### Information supplied
########
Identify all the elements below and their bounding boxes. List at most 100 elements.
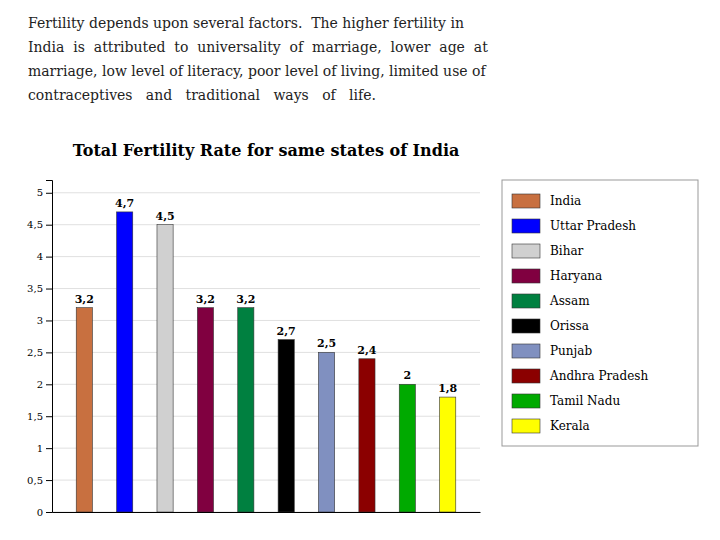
data-labels: 3,24,74,53,23,22,72,52,421,8: [75, 197, 458, 395]
legend: India Uttar Pradesh Bihar Haryana Assam Oriss…: [502, 180, 698, 446]
x-axis: [53, 512, 481, 513]
y-tick: 3,5: [27, 283, 52, 294]
y-tick-label: 5: [37, 187, 43, 198]
legend-swatch: [512, 344, 540, 358]
legend-swatch: [512, 244, 540, 258]
legend-item: Haryana: [512, 269, 602, 283]
y-tick-mark: [46, 416, 52, 417]
grid-line: [52, 512, 480, 513]
y-axis: 00,511,522,533,544,55: [27, 181, 52, 518]
y-tick-label: 2,5: [27, 347, 43, 358]
legend-swatch: [512, 319, 540, 333]
chart-title: Total Fertility Rate for same states of …: [73, 141, 460, 160]
grid-line: [52, 288, 480, 289]
bar: [440, 397, 456, 512]
y-tick-mark: [46, 225, 52, 226]
y-tick: 4,5: [27, 219, 52, 230]
data-label: 4,7: [115, 197, 134, 210]
grid-line: [52, 416, 480, 417]
x-axis-line: [53, 512, 481, 513]
y-tick-mark: [46, 384, 52, 385]
y-tick-mark: [46, 512, 52, 513]
grid-line: [52, 384, 480, 385]
legend-label: Punjab: [550, 344, 592, 358]
legend-label: Kerala: [550, 419, 590, 433]
legend-swatch: [512, 294, 540, 308]
bar: [117, 212, 133, 512]
legend-item: Tamil Nadu: [512, 394, 620, 408]
y-tick: 1: [37, 443, 52, 454]
bars: [76, 212, 456, 512]
grid: [52, 193, 480, 512]
data-label: 2,5: [317, 337, 336, 350]
legend-item: India: [512, 194, 581, 208]
data-label: 2: [403, 369, 411, 382]
y-tick-label: 4,5: [27, 219, 43, 230]
y-tick-label: 1,5: [27, 411, 43, 422]
legend-swatch: [512, 369, 540, 383]
legend-item: Orissa: [512, 319, 589, 333]
y-axis-line: [46, 181, 53, 513]
grid-line: [52, 320, 480, 321]
bar: [278, 340, 294, 512]
legend-swatch: [512, 394, 540, 408]
bar: [238, 308, 254, 512]
grid-line: [52, 192, 480, 193]
legend-label: Andhra Pradesh: [549, 369, 648, 383]
legend-item: Assam: [512, 294, 590, 308]
annotation: marriage, low level of literacy, poor le…: [28, 63, 487, 79]
legend-swatch: [512, 419, 540, 433]
y-tick-label: 1: [37, 443, 43, 454]
annotation: India is attributed to universality of m…: [28, 39, 488, 55]
data-label: 1,8: [438, 382, 457, 395]
data-label: 2,4: [357, 344, 376, 357]
legend-swatch: [512, 269, 540, 283]
y-tick: 3: [37, 315, 52, 326]
y-tick: 2,5: [27, 347, 52, 358]
grid-line: [52, 448, 480, 449]
data-label: 4,5: [155, 210, 174, 223]
y-tick-mark: [46, 448, 52, 449]
y-tick-label: 0,5: [27, 475, 43, 486]
bar: [76, 308, 92, 512]
legend-swatch: [512, 194, 540, 208]
y-tick-label: 3: [37, 315, 43, 326]
bar: [359, 359, 375, 512]
grid-line: [52, 224, 480, 225]
legend-label: Haryana: [550, 269, 602, 283]
plot: 00,511,522,533,544,553,24,74,53,23,22,72…: [27, 181, 480, 518]
grid-line: [52, 256, 480, 257]
data-label: 3,2: [236, 293, 255, 306]
legend-label: India: [550, 194, 581, 208]
legend-item: Kerala: [512, 419, 590, 433]
y-tick: 4: [37, 251, 52, 262]
y-tick-label: 4: [37, 251, 43, 262]
y-tick-mark: [46, 320, 52, 321]
bar: [197, 308, 213, 512]
legend-item: Bihar: [512, 244, 584, 258]
legend-label: Uttar Pradesh: [550, 219, 636, 233]
grid-line: [52, 480, 480, 481]
legend-swatch: [512, 219, 540, 233]
data-label: 3,2: [196, 293, 215, 306]
legend-label: Orissa: [550, 319, 589, 333]
grid-line: [52, 352, 480, 353]
y-tick-mark: [46, 257, 52, 258]
y-tick-mark: [46, 193, 52, 194]
header-text: Fertility depends upon several factors. …: [28, 15, 488, 103]
legend-item: Uttar Pradesh: [512, 219, 636, 233]
annotation: Fertility depends upon several factors. …: [28, 15, 464, 31]
legend-label: Assam: [549, 294, 590, 308]
y-tick-mark: [46, 352, 52, 353]
y-tick: 2: [37, 379, 52, 390]
bar: [157, 225, 173, 512]
y-tick-label: 2: [37, 379, 43, 390]
annotation: contraceptives and traditional ways of l…: [28, 87, 376, 103]
y-tick-label: 3,5: [27, 283, 43, 294]
y-tick: 0,5: [27, 475, 52, 486]
legend-label: Tamil Nadu: [550, 394, 620, 408]
y-tick: 5: [37, 187, 52, 198]
bar: [318, 352, 334, 512]
data-label: 2,7: [277, 325, 296, 338]
bar: [399, 384, 415, 512]
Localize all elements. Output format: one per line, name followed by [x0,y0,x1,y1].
########
### Problem details
How many lines of the data above contain the word "Assam"? Reply with the number alone.

### Answer for the task
3